__Task description__:
Figure out how many lines of the material below contain the word "these". Answer with the number only.

__Records from a data collection__:
_ _ _ _

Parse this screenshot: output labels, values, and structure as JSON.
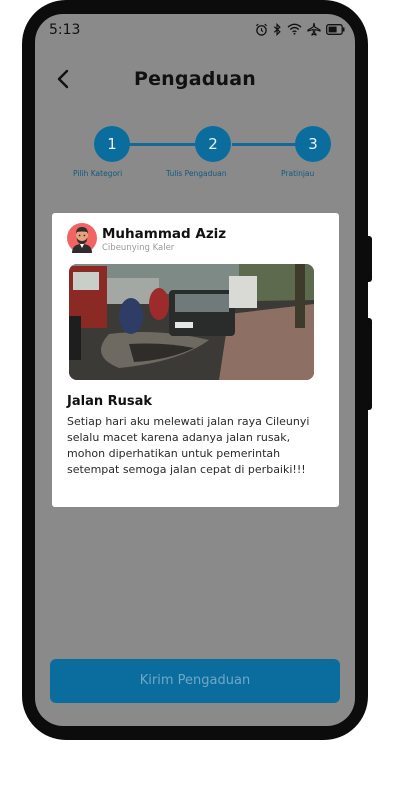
{
  "status_bar": {
    "time": "5:13",
    "icons": [
      "alarm-icon",
      "bluetooth-icon",
      "wifi-icon",
      "airplane-icon",
      "battery-icon"
    ]
  },
  "header": {
    "title": "Pengaduan",
    "back_icon": "chevron-left-icon"
  },
  "stepper": {
    "steps": [
      {
        "number": "1",
        "label": "Pilih Kategori"
      },
      {
        "number": "2",
        "label": "Tulis Pengaduan"
      },
      {
        "number": "3",
        "label": "Pratinjau"
      }
    ]
  },
  "post": {
    "user_name": "Muhammad Aziz",
    "location": "Cibeunying Kaler",
    "title": "Jalan Rusak",
    "body": "Setiap hari aku melewati jalan raya Cileunyi selalu macet karena adanya jalan rusak, mohon diperhatikan untuk pemerintah setempat semoga jalan cepat di perbaiki!!!"
  },
  "actions": {
    "submit_label": "Kirim Pengaduan"
  },
  "colors": {
    "primary": "#0b6d9e",
    "overlay": "#8a8a8a",
    "card": "#ffffff",
    "frame": "#0c0c0c"
  }
}
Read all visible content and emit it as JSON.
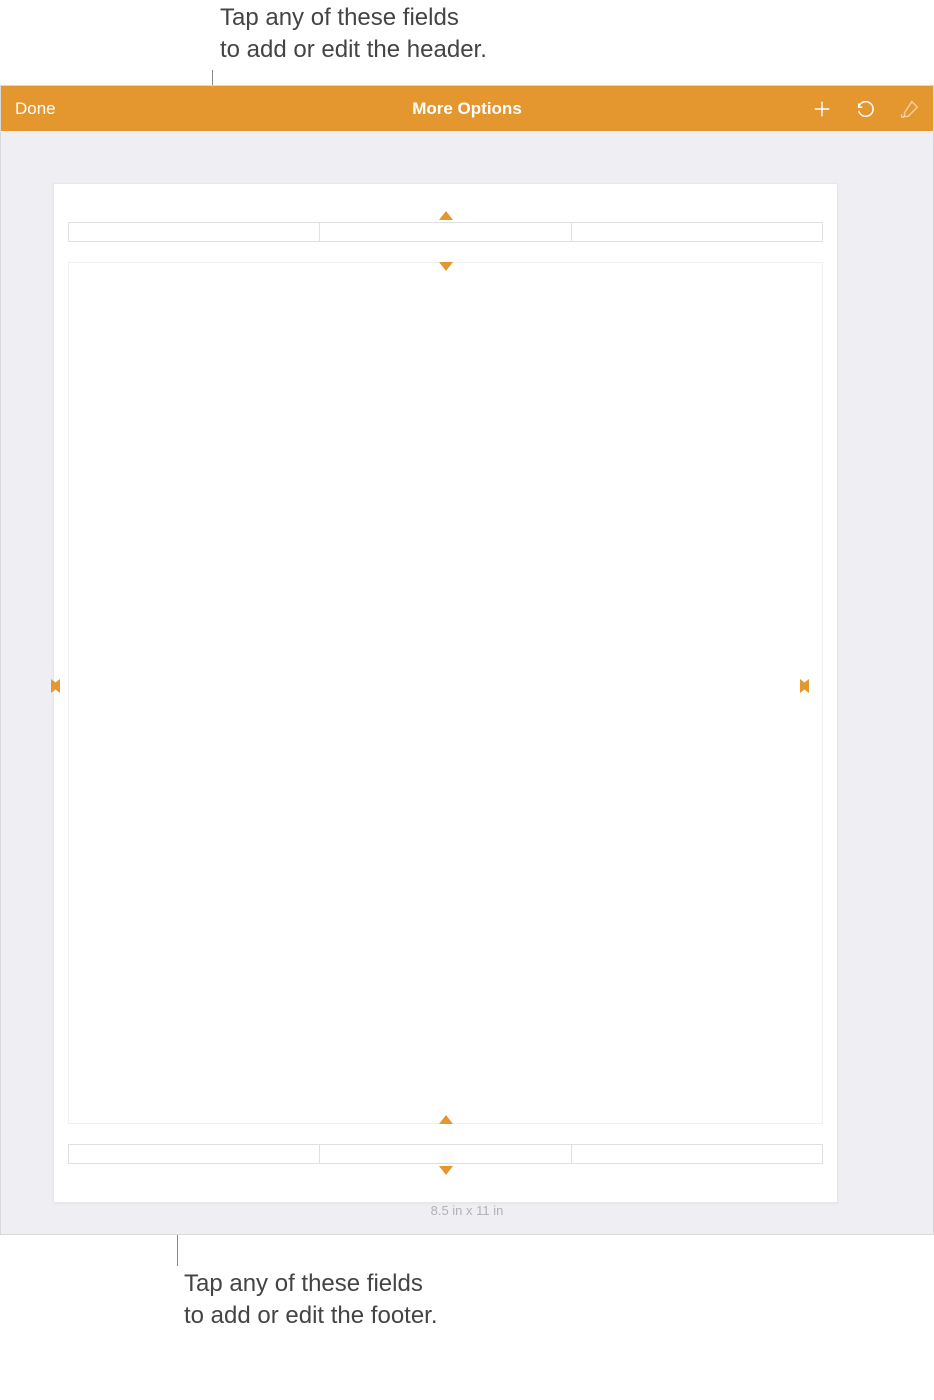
{
  "callouts": {
    "header": "Tap any of these fields\nto add or edit the header.",
    "footer": "Tap any of these fields\nto add or edit the footer."
  },
  "toolbar": {
    "done_label": "Done",
    "title": "More Options"
  },
  "icons": {
    "add": "add-icon",
    "undo": "undo-icon",
    "brush": "brush-icon"
  },
  "page": {
    "dimensions": "8.5 in x 11 in"
  },
  "colors": {
    "accent": "#e4972e"
  }
}
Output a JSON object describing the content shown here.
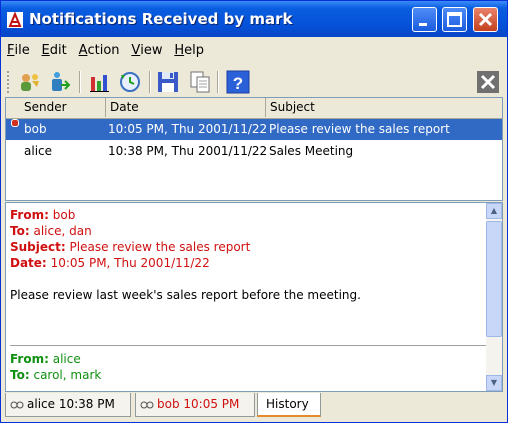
{
  "window": {
    "title": "Notifications Received by mark"
  },
  "menu": [
    {
      "label": "File",
      "key": "F",
      "rest": "ile"
    },
    {
      "label": "Edit",
      "key": "E",
      "rest": "dit"
    },
    {
      "label": "Action",
      "key": "A",
      "rest": "ction"
    },
    {
      "label": "View",
      "key": "V",
      "rest": "iew"
    },
    {
      "label": "Help",
      "key": "H",
      "rest": "elp"
    }
  ],
  "list": {
    "columns": [
      "Sender",
      "Date",
      "Subject"
    ],
    "rows": [
      {
        "sender": "bob",
        "date": "10:05 PM, Thu 2001/11/22",
        "subject": "Please review the sales report"
      },
      {
        "sender": "alice",
        "date": "10:38 PM, Thu 2001/11/22",
        "subject": "Sales Meeting"
      }
    ]
  },
  "message1": {
    "from_label": "From:",
    "from": "bob",
    "to_label": "To:",
    "to": "alice, dan",
    "subject_label": "Subject:",
    "subject": "Please review the sales report",
    "date_label": "Date:",
    "date": "10:05 PM, Thu 2001/11/22",
    "body": "Please review last week's sales report before the meeting."
  },
  "message2": {
    "from_label": "From:",
    "from": "alice",
    "to_label": "To:",
    "to": "carol, mark"
  },
  "tabs": [
    {
      "label": "alice 10:38 PM"
    },
    {
      "label": "bob 10:05 PM"
    },
    {
      "label": "History"
    }
  ],
  "colors": {
    "titlebar": "#0550d8",
    "selection": "#316ac5",
    "unread_text": "#d01010",
    "read_text": "#109010"
  }
}
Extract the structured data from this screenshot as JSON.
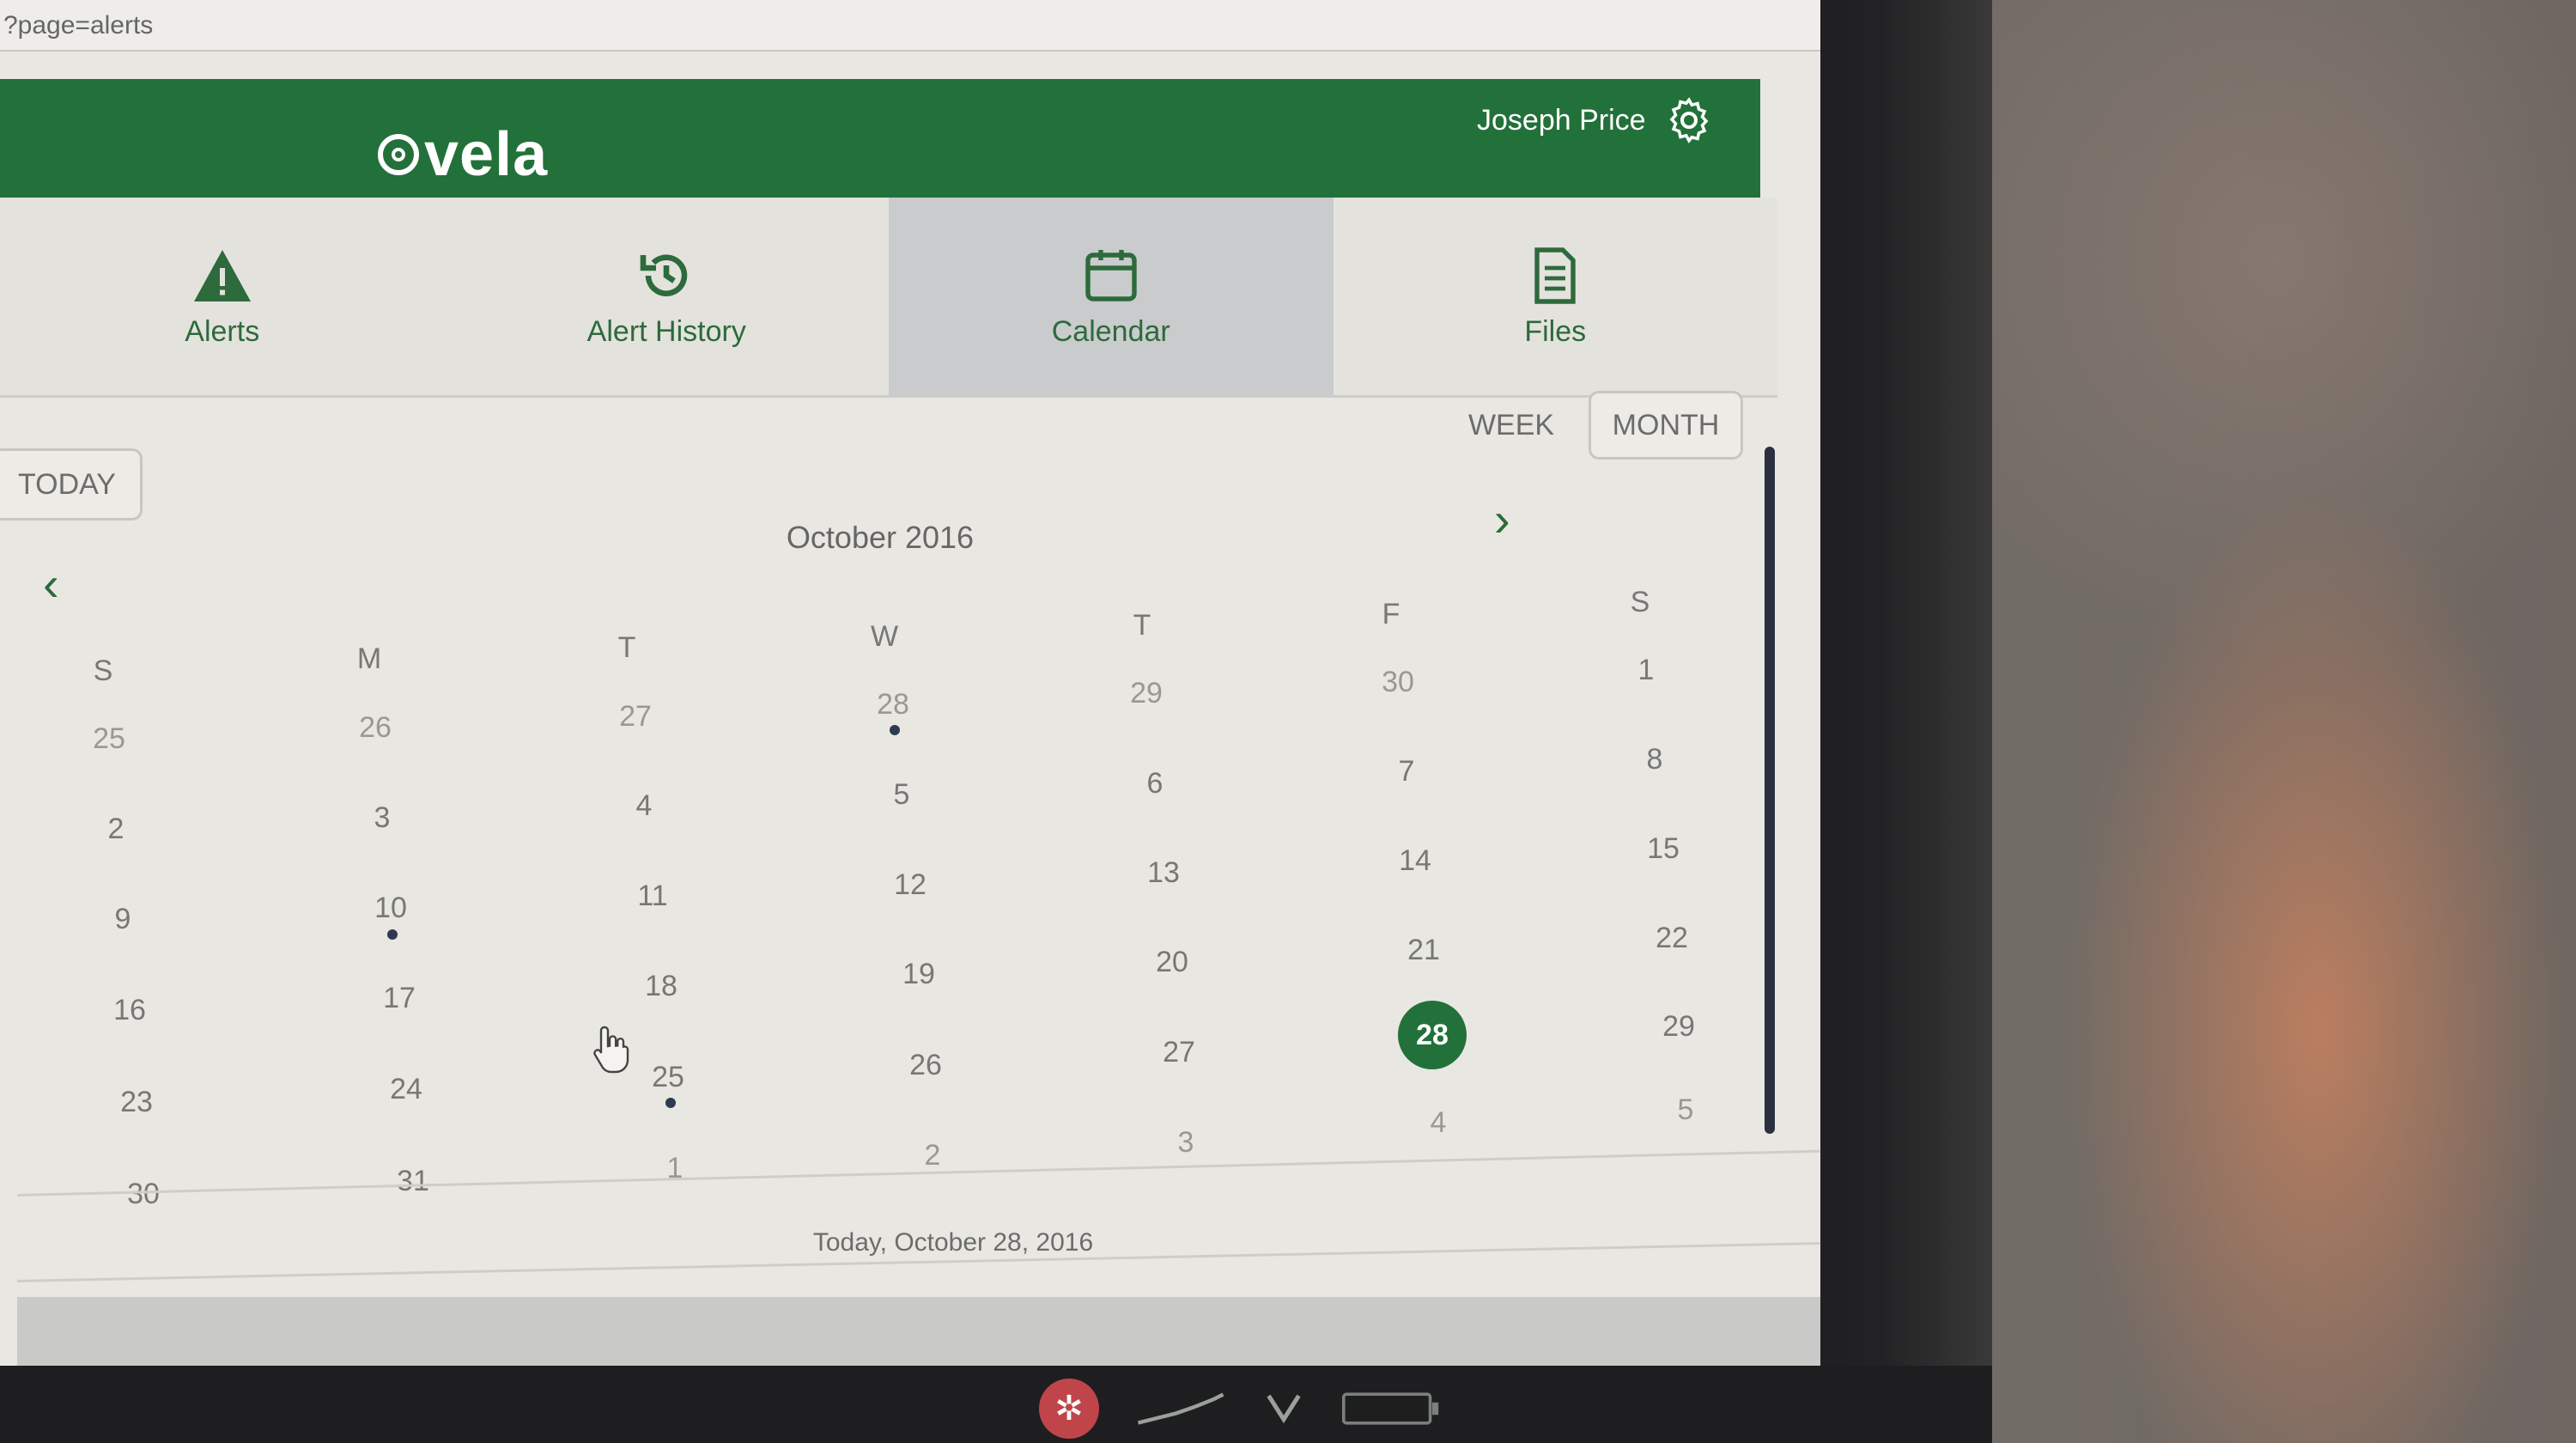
{
  "browser": {
    "url_fragment": "?page=alerts"
  },
  "header": {
    "logo_text": "vela",
    "user_name": "Joseph Price"
  },
  "nav": [
    {
      "label": "Alerts",
      "icon": "alert-triangle-icon"
    },
    {
      "label": "Alert History",
      "icon": "history-icon"
    },
    {
      "label": "Calendar",
      "icon": "calendar-icon",
      "active": true
    },
    {
      "label": "Files",
      "icon": "file-icon"
    }
  ],
  "calendar": {
    "today_button": "TODAY",
    "view_week": "WEEK",
    "view_month": "MONTH",
    "month_title": "October 2016",
    "prev": "‹",
    "next": "›",
    "weekdays": [
      "S",
      "M",
      "T",
      "W",
      "T",
      "F",
      "S"
    ],
    "weeks": [
      [
        "25",
        "26",
        "27",
        "28",
        "29",
        "30",
        "1"
      ],
      [
        "2",
        "3",
        "4",
        "5",
        "6",
        "7",
        "8"
      ],
      [
        "9",
        "10",
        "11",
        "12",
        "13",
        "14",
        "15"
      ],
      [
        "16",
        "17",
        "18",
        "19",
        "20",
        "21",
        "22"
      ],
      [
        "23",
        "24",
        "25",
        "26",
        "27",
        "28",
        "29"
      ],
      [
        "30",
        "31",
        "1",
        "2",
        "3",
        "4",
        "5"
      ]
    ],
    "selected_day": "28",
    "today_label": "Today, October 28, 2016"
  },
  "colors": {
    "brand_green": "#22713a",
    "event_dot": "#2c3b52"
  }
}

_ _ _ _

__Result__:
2